MATERIALS PROVIDED |
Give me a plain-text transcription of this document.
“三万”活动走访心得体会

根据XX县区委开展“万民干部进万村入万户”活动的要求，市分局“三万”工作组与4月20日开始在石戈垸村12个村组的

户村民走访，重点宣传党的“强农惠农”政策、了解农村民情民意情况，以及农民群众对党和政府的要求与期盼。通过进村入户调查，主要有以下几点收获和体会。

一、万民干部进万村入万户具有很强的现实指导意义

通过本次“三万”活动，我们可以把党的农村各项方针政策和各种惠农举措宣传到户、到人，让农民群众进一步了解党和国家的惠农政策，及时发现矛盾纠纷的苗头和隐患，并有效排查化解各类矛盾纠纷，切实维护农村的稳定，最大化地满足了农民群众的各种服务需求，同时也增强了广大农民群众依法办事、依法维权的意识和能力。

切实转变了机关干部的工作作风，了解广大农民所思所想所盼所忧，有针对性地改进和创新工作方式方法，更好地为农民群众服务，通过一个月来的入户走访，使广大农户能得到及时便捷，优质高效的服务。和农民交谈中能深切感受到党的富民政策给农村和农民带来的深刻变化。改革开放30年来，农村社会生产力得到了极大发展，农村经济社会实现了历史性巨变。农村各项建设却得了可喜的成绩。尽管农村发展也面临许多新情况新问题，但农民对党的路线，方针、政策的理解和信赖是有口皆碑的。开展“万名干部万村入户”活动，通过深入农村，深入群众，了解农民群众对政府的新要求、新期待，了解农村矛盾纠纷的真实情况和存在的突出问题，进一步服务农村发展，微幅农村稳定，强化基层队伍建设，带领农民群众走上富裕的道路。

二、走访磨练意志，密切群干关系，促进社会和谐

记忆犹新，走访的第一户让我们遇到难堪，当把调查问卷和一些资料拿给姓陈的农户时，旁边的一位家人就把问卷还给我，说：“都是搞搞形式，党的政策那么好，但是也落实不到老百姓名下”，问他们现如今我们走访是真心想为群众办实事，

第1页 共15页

DO THIS | Copy every record exactly as presented.

WRITTEN REPLY |
Give me a plain-text transcription of this document.
“三万”活动走访心得体会

根据XX县区委开展“万民干部进万村入万户”活动的要求，市分局“三万”工作组与4月20日开始在石戈垸村12个村组的

户村民走访，重点宣传党的“强农惠农”政策、了解农村民情民意情况，以及农民群众对党和政府的要求与期盼。通过进村入户调查，主要有以下几点收获和体会。

一、万民干部进万村入万户具有很强的现实指导意义

通过本次“三万”活动，我们可以把党的农村各项方针政策和各种惠农举措宣传到户、到人，让农民群众进一步了解党和国家的惠农政策，及时发现矛盾纠纷的苗头和隐患，并有效排查化解各类矛盾纠纷，切实维护农村的稳定，最大化地满足了农民群众的各种服务需求，同时也增强了广大农民群众依法办事、依法维权的意识和能力。

切实转变了机关干部的工作作风，了解广大农民所思所想所盼所忧，有针对性地改进和创新工作方式方法，更好地为农民群众服务，通过一个月来的入户走访，使广大农户能得到及时便捷，优质高效的服务。和农民交谈中能深切感受到党的富民政策给农村和农民带来的深刻变化。改革开放30年来，农村社会生产力得到了极大发展，农村经济社会实现了历史性巨变。农村各项建设却得了可喜的成绩。尽管农村发展也面临许多新情况新问题，但农民对党的路线，方针、政策的理解和信赖是有口皆碑的。开展“万名干部万村入户”活动，通过深入农村，深入群众，了解农民群众对政府的新要求、新期待，了解农村矛盾纠纷的真实情况和存在的突出问题，进一步服务农村发展，微幅农村稳定，强化基层队伍建设，带领农民群众走上富裕的道路。

二、走访磨练意志，密切群干关系，促进社会和谐

记忆犹新，走访的第一户让我们遇到难堪，当把调查问卷和一些资料拿给姓陈的农户时，旁边的一位家人就把问卷还给我，说：“都是搞搞形式，党的政策那么好，但是也落实不到老百姓名下”，问他们现如今我们走访是真心想为群众办实事，

第1页 共15页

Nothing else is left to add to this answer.